Task description: Locate every line in the listing below that contains the string "user" with the same capitalization, and copy each of those lines in full.
--- start of Provided information ---
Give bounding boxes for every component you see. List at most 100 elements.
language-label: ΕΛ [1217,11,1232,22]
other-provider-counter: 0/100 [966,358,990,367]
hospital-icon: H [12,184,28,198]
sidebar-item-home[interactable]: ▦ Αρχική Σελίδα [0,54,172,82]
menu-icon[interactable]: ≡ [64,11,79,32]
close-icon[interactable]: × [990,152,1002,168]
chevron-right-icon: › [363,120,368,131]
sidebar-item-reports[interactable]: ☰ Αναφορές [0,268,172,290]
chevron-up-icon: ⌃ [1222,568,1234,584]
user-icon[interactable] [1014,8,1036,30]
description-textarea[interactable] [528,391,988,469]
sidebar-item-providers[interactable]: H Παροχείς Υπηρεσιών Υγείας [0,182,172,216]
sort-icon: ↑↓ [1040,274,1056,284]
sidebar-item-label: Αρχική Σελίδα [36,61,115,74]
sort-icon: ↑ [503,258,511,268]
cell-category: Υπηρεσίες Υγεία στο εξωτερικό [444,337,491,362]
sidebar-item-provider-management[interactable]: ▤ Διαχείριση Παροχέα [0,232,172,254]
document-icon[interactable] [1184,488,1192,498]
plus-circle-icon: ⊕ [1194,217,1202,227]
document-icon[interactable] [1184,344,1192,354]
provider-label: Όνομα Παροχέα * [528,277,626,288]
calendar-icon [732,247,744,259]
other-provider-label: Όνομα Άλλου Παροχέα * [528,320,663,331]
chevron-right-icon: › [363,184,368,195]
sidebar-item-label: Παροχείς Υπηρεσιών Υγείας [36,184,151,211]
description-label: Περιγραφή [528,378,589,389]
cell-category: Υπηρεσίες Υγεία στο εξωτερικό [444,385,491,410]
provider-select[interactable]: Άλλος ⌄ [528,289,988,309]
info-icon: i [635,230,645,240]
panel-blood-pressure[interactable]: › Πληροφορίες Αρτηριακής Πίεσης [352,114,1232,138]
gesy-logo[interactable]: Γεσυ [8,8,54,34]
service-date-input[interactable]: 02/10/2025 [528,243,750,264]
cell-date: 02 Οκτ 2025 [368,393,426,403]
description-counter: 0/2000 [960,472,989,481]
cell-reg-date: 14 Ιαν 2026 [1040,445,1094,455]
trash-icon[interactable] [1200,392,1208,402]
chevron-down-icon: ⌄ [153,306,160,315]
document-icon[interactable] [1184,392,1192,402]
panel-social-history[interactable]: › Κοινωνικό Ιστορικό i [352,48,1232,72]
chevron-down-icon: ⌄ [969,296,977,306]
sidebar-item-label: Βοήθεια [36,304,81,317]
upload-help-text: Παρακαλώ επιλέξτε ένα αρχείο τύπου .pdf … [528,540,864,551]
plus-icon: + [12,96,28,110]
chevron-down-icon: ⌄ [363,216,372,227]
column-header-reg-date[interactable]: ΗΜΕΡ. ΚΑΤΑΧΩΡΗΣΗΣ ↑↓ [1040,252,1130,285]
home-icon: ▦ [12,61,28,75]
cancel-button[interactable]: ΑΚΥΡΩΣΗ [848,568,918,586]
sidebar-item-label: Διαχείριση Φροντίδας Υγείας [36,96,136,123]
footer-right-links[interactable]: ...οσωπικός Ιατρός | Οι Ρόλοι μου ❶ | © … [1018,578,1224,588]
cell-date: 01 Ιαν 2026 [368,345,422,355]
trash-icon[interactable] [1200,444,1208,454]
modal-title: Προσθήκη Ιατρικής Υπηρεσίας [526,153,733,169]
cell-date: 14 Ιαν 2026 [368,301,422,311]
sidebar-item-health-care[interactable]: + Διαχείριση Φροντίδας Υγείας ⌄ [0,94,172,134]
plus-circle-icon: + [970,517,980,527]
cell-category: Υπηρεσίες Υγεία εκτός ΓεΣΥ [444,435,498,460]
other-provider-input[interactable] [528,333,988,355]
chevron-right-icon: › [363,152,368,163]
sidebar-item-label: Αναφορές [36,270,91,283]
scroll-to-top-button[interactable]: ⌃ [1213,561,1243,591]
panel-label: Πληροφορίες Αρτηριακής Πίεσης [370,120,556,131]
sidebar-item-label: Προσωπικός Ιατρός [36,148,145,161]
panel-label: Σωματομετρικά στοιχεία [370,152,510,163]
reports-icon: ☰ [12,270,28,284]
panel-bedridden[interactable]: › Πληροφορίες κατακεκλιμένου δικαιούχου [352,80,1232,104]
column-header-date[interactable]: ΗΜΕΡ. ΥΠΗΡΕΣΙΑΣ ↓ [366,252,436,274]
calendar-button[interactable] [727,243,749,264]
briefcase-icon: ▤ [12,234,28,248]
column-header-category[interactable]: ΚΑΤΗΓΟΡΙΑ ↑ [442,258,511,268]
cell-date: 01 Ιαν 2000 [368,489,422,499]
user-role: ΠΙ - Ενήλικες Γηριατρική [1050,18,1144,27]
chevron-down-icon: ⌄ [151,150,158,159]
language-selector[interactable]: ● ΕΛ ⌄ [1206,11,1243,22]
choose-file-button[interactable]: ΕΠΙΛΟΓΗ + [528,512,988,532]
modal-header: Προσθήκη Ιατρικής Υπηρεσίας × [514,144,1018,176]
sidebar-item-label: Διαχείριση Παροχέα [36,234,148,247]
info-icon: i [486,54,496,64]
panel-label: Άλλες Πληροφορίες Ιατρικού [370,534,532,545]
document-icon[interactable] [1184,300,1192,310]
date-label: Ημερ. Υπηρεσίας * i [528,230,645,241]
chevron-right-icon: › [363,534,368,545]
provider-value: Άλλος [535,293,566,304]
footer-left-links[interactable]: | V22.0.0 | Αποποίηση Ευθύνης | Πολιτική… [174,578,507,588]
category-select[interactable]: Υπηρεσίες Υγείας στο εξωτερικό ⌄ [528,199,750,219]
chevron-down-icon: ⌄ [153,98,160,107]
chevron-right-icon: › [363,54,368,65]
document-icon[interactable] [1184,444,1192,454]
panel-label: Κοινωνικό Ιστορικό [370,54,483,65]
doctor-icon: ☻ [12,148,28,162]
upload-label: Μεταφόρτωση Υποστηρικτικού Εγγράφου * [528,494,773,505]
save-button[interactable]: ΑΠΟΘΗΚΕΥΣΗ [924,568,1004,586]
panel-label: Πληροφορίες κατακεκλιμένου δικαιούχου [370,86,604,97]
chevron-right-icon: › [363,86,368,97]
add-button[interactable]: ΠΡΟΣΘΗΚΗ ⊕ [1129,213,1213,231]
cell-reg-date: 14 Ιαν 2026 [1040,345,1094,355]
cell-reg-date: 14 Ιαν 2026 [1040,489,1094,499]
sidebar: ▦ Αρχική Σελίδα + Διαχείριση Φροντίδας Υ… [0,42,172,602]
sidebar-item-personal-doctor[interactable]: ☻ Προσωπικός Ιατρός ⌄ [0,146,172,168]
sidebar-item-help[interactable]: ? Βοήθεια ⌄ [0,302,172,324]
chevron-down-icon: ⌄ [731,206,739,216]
--- end of Provided information ---
Solution below:
user-icon[interactable] [1014,8,1036,30]
user-role: ΠΙ - Ενήλικες Γηριατρική [1050,18,1144,27]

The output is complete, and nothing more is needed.